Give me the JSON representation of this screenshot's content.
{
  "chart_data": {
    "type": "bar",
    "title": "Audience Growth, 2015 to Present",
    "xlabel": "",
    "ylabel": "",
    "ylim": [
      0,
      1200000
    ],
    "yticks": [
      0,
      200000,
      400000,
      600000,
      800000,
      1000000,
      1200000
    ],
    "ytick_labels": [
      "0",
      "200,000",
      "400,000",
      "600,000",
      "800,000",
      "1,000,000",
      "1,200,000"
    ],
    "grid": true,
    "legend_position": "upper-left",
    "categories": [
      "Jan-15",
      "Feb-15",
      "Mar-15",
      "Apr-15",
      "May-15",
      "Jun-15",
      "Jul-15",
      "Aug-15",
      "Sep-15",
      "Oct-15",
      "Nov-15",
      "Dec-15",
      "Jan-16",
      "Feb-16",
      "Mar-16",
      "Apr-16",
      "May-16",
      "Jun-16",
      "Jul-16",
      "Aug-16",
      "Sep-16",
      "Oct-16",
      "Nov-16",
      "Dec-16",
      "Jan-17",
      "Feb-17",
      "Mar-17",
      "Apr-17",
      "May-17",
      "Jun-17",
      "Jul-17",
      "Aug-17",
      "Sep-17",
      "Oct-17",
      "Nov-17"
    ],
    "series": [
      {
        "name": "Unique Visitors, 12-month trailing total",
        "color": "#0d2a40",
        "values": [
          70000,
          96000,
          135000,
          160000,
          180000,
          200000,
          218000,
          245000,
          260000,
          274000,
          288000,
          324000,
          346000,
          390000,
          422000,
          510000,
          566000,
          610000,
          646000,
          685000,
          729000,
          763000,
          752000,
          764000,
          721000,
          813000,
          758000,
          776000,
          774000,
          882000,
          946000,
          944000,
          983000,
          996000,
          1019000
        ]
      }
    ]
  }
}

# # # #

All of the data above should be transcribed exactly.

→ Exercise response:
Give me the JSON representation of this screenshot's content.
{
  "chart_data": {
    "type": "bar",
    "title": "Audience Growth, 2015 to Present",
    "xlabel": "",
    "ylabel": "",
    "ylim": [
      0,
      1200000
    ],
    "yticks": [
      0,
      200000,
      400000,
      600000,
      800000,
      1000000,
      1200000
    ],
    "ytick_labels": [
      "0",
      "200,000",
      "400,000",
      "600,000",
      "800,000",
      "1,000,000",
      "1,200,000"
    ],
    "grid": true,
    "legend_position": "upper-left",
    "categories": [
      "Jan-15",
      "Feb-15",
      "Mar-15",
      "Apr-15",
      "May-15",
      "Jun-15",
      "Jul-15",
      "Aug-15",
      "Sep-15",
      "Oct-15",
      "Nov-15",
      "Dec-15",
      "Jan-16",
      "Feb-16",
      "Mar-16",
      "Apr-16",
      "May-16",
      "Jun-16",
      "Jul-16",
      "Aug-16",
      "Sep-16",
      "Oct-16",
      "Nov-16",
      "Dec-16",
      "Jan-17",
      "Feb-17",
      "Mar-17",
      "Apr-17",
      "May-17",
      "Jun-17",
      "Jul-17",
      "Aug-17",
      "Sep-17",
      "Oct-17",
      "Nov-17"
    ],
    "series": [
      {
        "name": "Unique Visitors, 12-month trailing total",
        "color": "#0d2a40",
        "values": [
          70000,
          96000,
          135000,
          160000,
          180000,
          200000,
          218000,
          245000,
          260000,
          274000,
          288000,
          324000,
          346000,
          390000,
          422000,
          510000,
          566000,
          610000,
          646000,
          685000,
          729000,
          763000,
          752000,
          764000,
          721000,
          813000,
          758000,
          776000,
          774000,
          882000,
          946000,
          944000,
          983000,
          996000,
          1019000
        ]
      }
    ]
  }
}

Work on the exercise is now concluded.